- **REQUIREMENT**
Transcribe the full listing below exactly.

-- start DATASET EXTRACT --

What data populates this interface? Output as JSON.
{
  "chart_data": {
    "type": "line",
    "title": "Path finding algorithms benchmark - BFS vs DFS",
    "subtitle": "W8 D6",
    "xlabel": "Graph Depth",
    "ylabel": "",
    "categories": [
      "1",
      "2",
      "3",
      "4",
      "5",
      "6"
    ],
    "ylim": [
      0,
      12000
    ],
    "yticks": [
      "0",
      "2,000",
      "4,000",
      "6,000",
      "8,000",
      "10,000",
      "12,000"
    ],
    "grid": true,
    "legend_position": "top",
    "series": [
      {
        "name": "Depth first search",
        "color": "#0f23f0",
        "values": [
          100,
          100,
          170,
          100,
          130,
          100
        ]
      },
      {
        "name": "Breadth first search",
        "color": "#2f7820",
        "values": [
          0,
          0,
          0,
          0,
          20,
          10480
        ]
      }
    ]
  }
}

-- end DATASET EXTRACT --

- **ANSWER TO THIS EXERCISE**
What data populates this interface? Output as JSON.
{
  "chart_data": {
    "type": "line",
    "title": "Path finding algorithms benchmark - BFS vs DFS",
    "subtitle": "W8 D6",
    "xlabel": "Graph Depth",
    "ylabel": "",
    "categories": [
      "1",
      "2",
      "3",
      "4",
      "5",
      "6"
    ],
    "ylim": [
      0,
      12000
    ],
    "yticks": [
      "0",
      "2,000",
      "4,000",
      "6,000",
      "8,000",
      "10,000",
      "12,000"
    ],
    "grid": true,
    "legend_position": "top",
    "series": [
      {
        "name": "Depth first search",
        "color": "#0f23f0",
        "values": [
          100,
          100,
          170,
          100,
          130,
          100
        ]
      },
      {
        "name": "Breadth first search",
        "color": "#2f7820",
        "values": [
          0,
          0,
          0,
          0,
          20,
          10480
        ]
      }
    ]
  }
}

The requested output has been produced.